WHAT THE TASK REQUIRES
Can you transcribe every record below exactly as it appears?

__________

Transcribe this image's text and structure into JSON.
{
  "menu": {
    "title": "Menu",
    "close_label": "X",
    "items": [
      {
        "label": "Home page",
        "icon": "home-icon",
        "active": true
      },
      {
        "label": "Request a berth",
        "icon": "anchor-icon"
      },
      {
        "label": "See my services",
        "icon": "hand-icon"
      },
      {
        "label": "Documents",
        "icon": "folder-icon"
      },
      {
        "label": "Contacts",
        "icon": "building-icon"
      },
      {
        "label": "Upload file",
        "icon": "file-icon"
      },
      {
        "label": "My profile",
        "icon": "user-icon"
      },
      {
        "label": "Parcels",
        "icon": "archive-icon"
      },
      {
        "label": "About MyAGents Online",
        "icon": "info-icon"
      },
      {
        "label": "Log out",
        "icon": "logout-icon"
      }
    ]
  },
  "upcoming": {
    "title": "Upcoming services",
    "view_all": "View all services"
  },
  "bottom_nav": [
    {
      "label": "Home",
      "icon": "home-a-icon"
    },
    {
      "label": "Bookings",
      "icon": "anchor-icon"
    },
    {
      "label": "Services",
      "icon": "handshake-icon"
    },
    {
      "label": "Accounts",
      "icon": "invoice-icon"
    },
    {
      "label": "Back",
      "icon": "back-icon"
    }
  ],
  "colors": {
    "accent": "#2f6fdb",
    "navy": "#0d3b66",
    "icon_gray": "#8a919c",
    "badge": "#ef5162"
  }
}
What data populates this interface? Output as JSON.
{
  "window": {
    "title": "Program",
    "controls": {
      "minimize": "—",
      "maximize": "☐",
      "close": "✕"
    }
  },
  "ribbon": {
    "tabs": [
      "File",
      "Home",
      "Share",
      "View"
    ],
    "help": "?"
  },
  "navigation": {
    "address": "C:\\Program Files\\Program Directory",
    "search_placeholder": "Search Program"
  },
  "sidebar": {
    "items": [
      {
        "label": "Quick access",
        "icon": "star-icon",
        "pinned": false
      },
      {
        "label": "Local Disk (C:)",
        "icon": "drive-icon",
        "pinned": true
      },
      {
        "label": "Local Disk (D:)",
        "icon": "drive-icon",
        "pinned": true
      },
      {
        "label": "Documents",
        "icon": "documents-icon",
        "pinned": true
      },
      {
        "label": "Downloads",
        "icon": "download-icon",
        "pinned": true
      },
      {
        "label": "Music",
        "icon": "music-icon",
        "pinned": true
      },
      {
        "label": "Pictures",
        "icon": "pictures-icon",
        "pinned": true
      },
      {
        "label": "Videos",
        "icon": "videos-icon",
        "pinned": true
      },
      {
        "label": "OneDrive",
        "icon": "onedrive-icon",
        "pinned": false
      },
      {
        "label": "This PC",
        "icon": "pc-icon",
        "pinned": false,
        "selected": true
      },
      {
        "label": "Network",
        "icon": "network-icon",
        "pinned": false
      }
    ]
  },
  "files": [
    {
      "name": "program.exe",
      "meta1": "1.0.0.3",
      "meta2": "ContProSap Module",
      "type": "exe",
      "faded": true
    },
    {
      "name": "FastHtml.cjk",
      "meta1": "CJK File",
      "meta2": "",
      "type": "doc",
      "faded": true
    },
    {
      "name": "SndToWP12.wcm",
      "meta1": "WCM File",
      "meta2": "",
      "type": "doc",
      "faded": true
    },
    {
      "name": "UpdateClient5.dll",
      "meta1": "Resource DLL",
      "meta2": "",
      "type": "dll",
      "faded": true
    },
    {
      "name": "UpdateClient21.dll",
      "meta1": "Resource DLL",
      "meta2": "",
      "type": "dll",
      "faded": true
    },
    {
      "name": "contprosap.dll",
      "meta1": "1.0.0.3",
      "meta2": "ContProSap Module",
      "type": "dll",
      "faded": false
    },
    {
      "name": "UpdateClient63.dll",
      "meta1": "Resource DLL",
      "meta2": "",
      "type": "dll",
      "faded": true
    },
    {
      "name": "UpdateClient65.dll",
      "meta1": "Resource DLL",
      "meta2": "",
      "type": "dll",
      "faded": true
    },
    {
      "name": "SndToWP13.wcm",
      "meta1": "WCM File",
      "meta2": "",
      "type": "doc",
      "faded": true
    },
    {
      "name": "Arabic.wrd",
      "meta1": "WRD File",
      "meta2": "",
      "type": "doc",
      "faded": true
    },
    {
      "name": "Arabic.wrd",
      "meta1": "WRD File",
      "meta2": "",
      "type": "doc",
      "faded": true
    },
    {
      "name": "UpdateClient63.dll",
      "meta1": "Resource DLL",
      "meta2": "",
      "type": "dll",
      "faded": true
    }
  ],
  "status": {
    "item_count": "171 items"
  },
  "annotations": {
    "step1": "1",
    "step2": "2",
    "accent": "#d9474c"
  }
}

__________

TASK RESULT
Transcribe this image's text and structure into JSON.
{
  "menu": {
    "title": "Menu",
    "close_label": "X",
    "items": [
      {
        "label": "Home page",
        "icon": "home-icon",
        "active": true
      },
      {
        "label": "Request a berth",
        "icon": "anchor-icon"
      },
      {
        "label": "See my services",
        "icon": "hand-icon"
      },
      {
        "label": "Documents",
        "icon": "folder-icon"
      },
      {
        "label": "Contacts",
        "icon": "building-icon"
      },
      {
        "label": "Upload file",
        "icon": "file-icon"
      },
      {
        "label": "My profile",
        "icon": "user-icon"
      },
      {
        "label": "Parcels",
        "icon": "archive-icon"
      },
      {
        "label": "About MyAGents Online",
        "icon": "info-icon"
      },
      {
        "label": "Log out",
        "icon": "logout-icon"
      }
    ]
  },
  "upcoming": {
    "title": "Upcoming services",
    "view_all": "View all services"
  },
  "bottom_nav": [
    {
      "label": "Home",
      "icon": "home-a-icon"
    },
    {
      "label": "Bookings",
      "icon": "anchor-icon"
    },
    {
      "label": "Services",
      "icon": "handshake-icon"
    },
    {
      "label": "Accounts",
      "icon": "invoice-icon"
    },
    {
      "label": "Back",
      "icon": "back-icon"
    }
  ],
  "colors": {
    "accent": "#2f6fdb",
    "navy": "#0d3b66",
    "icon_gray": "#8a919c",
    "badge": "#ef5162"
  }
}
What data populates this interface? Output as JSON.
{
  "window": {
    "title": "Program",
    "controls": {
      "minimize": "—",
      "maximize": "☐",
      "close": "✕"
    }
  },
  "ribbon": {
    "tabs": [
      "File",
      "Home",
      "Share",
      "View"
    ],
    "help": "?"
  },
  "navigation": {
    "address": "C:\\Program Files\\Program Directory",
    "search_placeholder": "Search Program"
  },
  "sidebar": {
    "items": [
      {
        "label": "Quick access",
        "icon": "star-icon",
        "pinned": false
      },
      {
        "label": "Local Disk (C:)",
        "icon": "drive-icon",
        "pinned": true
      },
      {
        "label": "Local Disk (D:)",
        "icon": "drive-icon",
        "pinned": true
      },
      {
        "label": "Documents",
        "icon": "documents-icon",
        "pinned": true
      },
      {
        "label": "Downloads",
        "icon": "download-icon",
        "pinned": true
      },
      {
        "label": "Music",
        "icon": "music-icon",
        "pinned": true
      },
      {
        "label": "Pictures",
        "icon": "pictures-icon",
        "pinned": true
      },
      {
        "label": "Videos",
        "icon": "videos-icon",
        "pinned": true
      },
      {
        "label": "OneDrive",
        "icon": "onedrive-icon",
        "pinned": false
      },
      {
        "label": "This PC",
        "icon": "pc-icon",
        "pinned": false,
        "selected": true
      },
      {
        "label": "Network",
        "icon": "network-icon",
        "pinned": false
      }
    ]
  },
  "files": [
    {
      "name": "program.exe",
      "meta1": "1.0.0.3",
      "meta2": "ContProSap Module",
      "type": "exe",
      "faded": true
    },
    {
      "name": "FastHtml.cjk",
      "meta1": "CJK File",
      "meta2": "",
      "type": "doc",
      "faded": true
    },
    {
      "name": "SndToWP12.wcm",
      "meta1": "WCM File",
      "meta2": "",
      "type": "doc",
      "faded": true
    },
    {
      "name": "UpdateClient5.dll",
      "meta1": "Resource DLL",
      "meta2": "",
      "type": "dll",
      "faded": true
    },
    {
      "name": "UpdateClient21.dll",
      "meta1": "Resource DLL",
      "meta2": "",
      "type": "dll",
      "faded": true
    },
    {
      "name": "contprosap.dll",
      "meta1": "1.0.0.3",
      "meta2": "ContProSap Module",
      "type": "dll",
      "faded": false
    },
    {
      "name": "UpdateClient63.dll",
      "meta1": "Resource DLL",
      "meta2": "",
      "type": "dll",
      "faded": true
    },
    {
      "name": "UpdateClient65.dll",
      "meta1": "Resource DLL",
      "meta2": "",
      "type": "dll",
      "faded": true
    },
    {
      "name": "SndToWP13.wcm",
      "meta1": "WCM File",
      "meta2": "",
      "type": "doc",
      "faded": true
    },
    {
      "name": "Arabic.wrd",
      "meta1": "WRD File",
      "meta2": "",
      "type": "doc",
      "faded": true
    },
    {
      "name": "Arabic.wrd",
      "meta1": "WRD File",
      "meta2": "",
      "type": "doc",
      "faded": true
    },
    {
      "name": "UpdateClient63.dll",
      "meta1": "Resource DLL",
      "meta2": "",
      "type": "dll",
      "faded": true
    }
  ],
  "status": {
    "item_count": "171 items"
  },
  "annotations": {
    "step1": "1",
    "step2": "2",
    "accent": "#d9474c"
  }
}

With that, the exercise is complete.